# [Aim]
Below is a listing. Gather each line of it that contains "JSON".

[Dataset items]
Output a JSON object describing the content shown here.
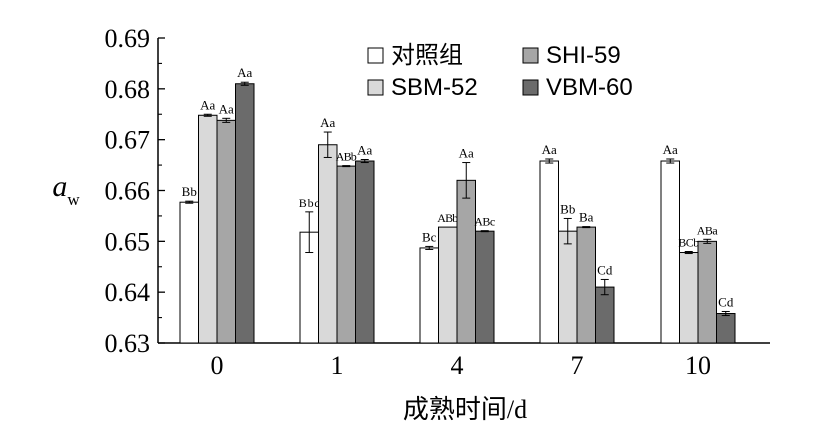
{
  "chart_data": {
    "type": "bar",
    "xlabel": "成熟时间/d",
    "ylabel": "a",
    "ylabel_subscript": "w",
    "ylim": [
      0.63,
      0.69
    ],
    "yticks": [
      "0.63",
      "0.64",
      "0.65",
      "0.66",
      "0.67",
      "0.68",
      "0.69"
    ],
    "categories": [
      "0",
      "1",
      "4",
      "7",
      "10"
    ],
    "legend_position": "top-right",
    "grid": false,
    "series": [
      {
        "name": "对照组",
        "color": "#ffffff",
        "values": [
          0.6577,
          0.6518,
          0.6487,
          0.6658,
          0.6658
        ],
        "errors": [
          0.0002,
          0.004,
          0.0003,
          0.0004,
          0.0004
        ],
        "labels": [
          "Bb",
          "Bbc",
          "Bc",
          "Aa",
          "Aa"
        ]
      },
      {
        "name": "SBM-52",
        "color": "#d9d9d9",
        "values": [
          0.6748,
          0.669,
          0.6528,
          0.652,
          0.6478
        ],
        "errors": [
          0.0002,
          0.0025,
          0.0,
          0.0025,
          0.0002
        ],
        "labels": [
          "Aa",
          "Aa",
          "ABb",
          "Bb",
          "BCb"
        ]
      },
      {
        "name": "SHI-59",
        "color": "#a6a6a6",
        "values": [
          0.6738,
          0.6648,
          0.662,
          0.6528,
          0.65
        ],
        "errors": [
          0.0004,
          0.0001,
          0.0035,
          0.0001,
          0.0004
        ],
        "labels": [
          "Aa",
          "ABb",
          "Aa",
          "Ba",
          "ABa"
        ]
      },
      {
        "name": "VBM-60",
        "color": "#6b6b6b",
        "values": [
          0.681,
          0.6658,
          0.652,
          0.641,
          0.6358
        ],
        "errors": [
          0.0003,
          0.0003,
          0.0001,
          0.0015,
          0.0004
        ],
        "labels": [
          "Aa",
          "Aa",
          "ABc",
          "Cd",
          "Cd"
        ]
      }
    ]
  }
}
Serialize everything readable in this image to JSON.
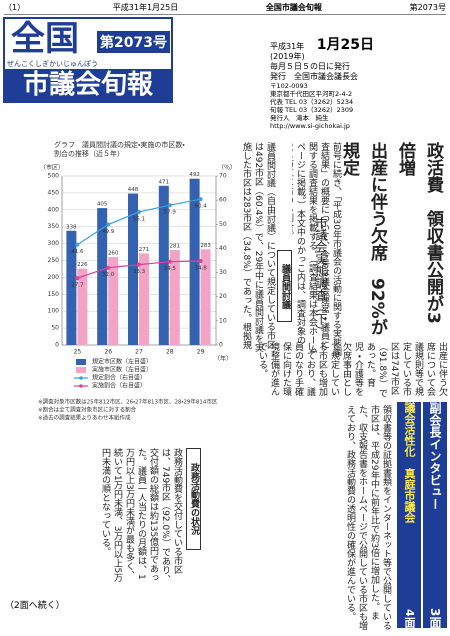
{
  "header": {
    "page": "（1）",
    "date": "平成31年1月25日",
    "paper": "全国市議会旬報",
    "issue": "第2073号"
  },
  "masthead": {
    "logo_top": "全国",
    "logo_issue": "第2073号",
    "logo_bottom": "市議会旬報",
    "reading": "ぜんこくしぎかいじゅんぽう"
  },
  "info": {
    "era": "平成31年",
    "western": "(2019年)",
    "day": "1月25日",
    "schedule": "毎月５日５の日に発行",
    "publisher": "発行　全国市議会議長会",
    "lines": [
      "〒102-0093",
      "東京都千代田区平河町2-4-2",
      "代表 TEL 03（3262）5234",
      "旬報 TEL 03（3262）2309",
      "発行人　滝本　純生",
      "http://www.si-gichokai.jp"
    ]
  },
  "headline": {
    "lines": [
      "政活費　領収書公開が3倍増",
      "出産に伴う欠席　92%が規定"
    ],
    "sub": "市議会実態調査（下）"
  },
  "articles": {
    "intro": "前号に続き、「平成30年市議会の活動に関する実態調査結果」の概要について、今号は議会運営・議員に関する調査結果を掲載する。（調査結果は本会ホームページに掲載。）本文中のかっこ内は、調査対象の814市区に占める割合。",
    "debate_head": "議員間討議",
    "debate": "議員間討議（自由討議）について規定している市区は492市区（60.4%）で、29年中に議員間討議を実施した市区は283市区（34.8%）であった。根拠規定は、議会基本条例が最も多く、会議規則、申し合わせ等の順となっている。",
    "middle": "出産に伴う欠席について会議規則等で規定している市区は747市区（91.8%）であった。育児・介護等を欠席事由として規定している市区も増加しており、議員のなり手確保に向けた環境整備が進んでいる。",
    "left": "政務活動費を交付している市区は、749市区（92.0%）であり、交付額の総額は約135億円であった。議員一人当たりの月額は、1万円以上3万円未満が最も多く、続いて1万円未満、3万円以上5万円未満の順となっている。",
    "activity_head": "政務活動費の状況",
    "right": "領収書等の証拠書類をインターネット等で公開している市区は、平成29年中に前年比で約3倍に増加した。また、収支報告書をホームページで公開している市区も増えており、政務活動費の透明性の確保が進んでいる。",
    "continued": "（2面へ続く）"
  },
  "sidebar": [
    {
      "title": "副会長インタビュー",
      "page": "3面"
    },
    {
      "title": "議会活性化　真庭市議会",
      "page": "4面"
    }
  ],
  "chart": {
    "type": "bar",
    "title_lines": [
      "グラフ　議員間討議の規定・実施の市区数・",
      "割合の推移（近５年）"
    ],
    "y_label": "（市区）",
    "y2_label": "（％）",
    "x_label": "（年）",
    "categories": [
      "25",
      "26",
      "27",
      "28",
      "29"
    ],
    "series": [
      {
        "name": "規定市区数（左目盛）",
        "color": "#3461b0",
        "type": "bar",
        "axis": "y",
        "values": [
          338,
          405,
          448,
          471,
          492
        ]
      },
      {
        "name": "実施市区数（左目盛）",
        "color": "#f3a3c6",
        "type": "bar",
        "axis": "y",
        "values": [
          226,
          260,
          271,
          281,
          283
        ]
      },
      {
        "name": "規定割合（右目盛）",
        "color": "#3ea0dc",
        "type": "line",
        "axis": "y2",
        "values": [
          41.6,
          49.9,
          55.1,
          57.9,
          60.4
        ]
      },
      {
        "name": "実施割合（右目盛）",
        "color": "#e0409a",
        "type": "line",
        "axis": "y2",
        "values": [
          27.7,
          32.0,
          33.3,
          34.5,
          34.8
        ],
        "value_labels": [
          "27.7",
          "32.0",
          "33.3",
          "34.5",
          "34.8"
        ]
      }
    ],
    "ylim": [
      0,
      500
    ],
    "yticks": [
      0,
      50,
      100,
      150,
      200,
      250,
      300,
      350,
      400,
      450,
      500
    ],
    "y2lim": [
      0,
      70
    ],
    "y2ticks": [
      0,
      10,
      20,
      30,
      40,
      50,
      60,
      70
    ],
    "grid": true,
    "notes": [
      "※調査対象市区数は25年812市区、26・27年813市区、28・29年814市区",
      "※割合は全て調査対象市区に対する割合",
      "※過去の調査結果よりあわせ本紙作成"
    ]
  }
}
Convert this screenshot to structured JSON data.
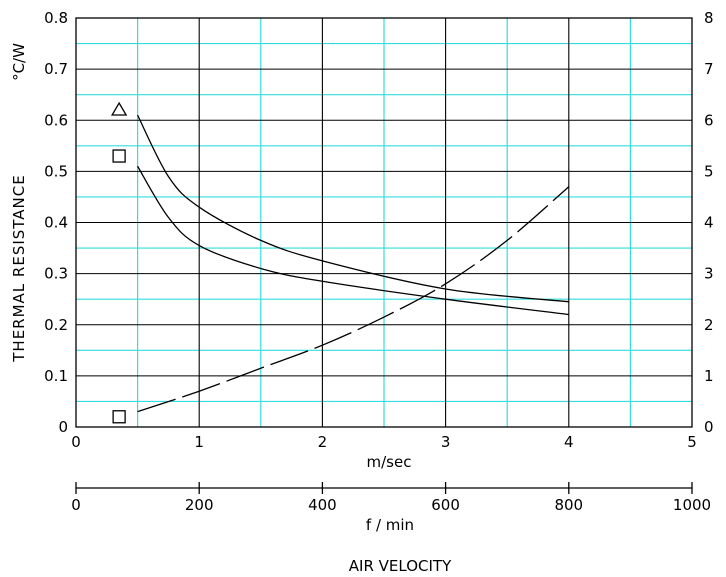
{
  "chart_data": {
    "type": "line",
    "title": "",
    "ylabel": "THERMAL RESISTANCE",
    "y_unit": "°C/W",
    "xlabel_primary": "m/sec",
    "xlabel_secondary": "f / min",
    "xlabel_footer": "AIR VELOCITY",
    "xlim": [
      0,
      5
    ],
    "ylim_left": [
      0,
      0.8
    ],
    "ylim_right": [
      0,
      8
    ],
    "secondary_xlim": [
      0,
      1000
    ],
    "x_ticks": [
      "0",
      "1",
      "2",
      "3",
      "4",
      "5"
    ],
    "y_ticks_left": [
      "0",
      "0.1",
      "0.2",
      "0.3",
      "0.4",
      "0.5",
      "0.6",
      "0.7",
      "0.8"
    ],
    "y_ticks_right": [
      "0",
      "1",
      "2",
      "3",
      "4",
      "5",
      "6",
      "7",
      "8"
    ],
    "secondary_x_ticks": [
      "0",
      "200",
      "400",
      "600",
      "800",
      "1000"
    ],
    "grid": true,
    "colors": {
      "major_grid": "#000000",
      "minor_grid": "#33dddd",
      "line": "#000000"
    },
    "series": [
      {
        "marker": "triangle",
        "marker_value": [
          0.35,
          0.62
        ],
        "axis": "left",
        "style": "solid",
        "x": [
          0.5,
          0.75,
          1.0,
          1.5,
          2.0,
          3.0,
          4.0
        ],
        "y": [
          0.61,
          0.49,
          0.43,
          0.365,
          0.325,
          0.27,
          0.245
        ]
      },
      {
        "marker": "square",
        "marker_value": [
          0.35,
          0.53
        ],
        "axis": "left",
        "style": "solid",
        "x": [
          0.5,
          0.75,
          1.0,
          1.5,
          2.0,
          3.0,
          4.0
        ],
        "y": [
          0.51,
          0.41,
          0.355,
          0.31,
          0.285,
          0.25,
          0.22
        ]
      },
      {
        "marker": "square",
        "marker_value": [
          0.35,
          0.2
        ],
        "axis": "right",
        "style": "dashed",
        "x": [
          0.5,
          1.0,
          1.5,
          2.0,
          2.5,
          3.0,
          3.5,
          4.0
        ],
        "y": [
          0.3,
          0.7,
          1.15,
          1.6,
          2.15,
          2.8,
          3.65,
          4.7
        ]
      }
    ]
  }
}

# [The response]
Output a JSON object describing the content shown here.
Serialize everything readable in this image to JSON.
Convert this screenshot to structured JSON data.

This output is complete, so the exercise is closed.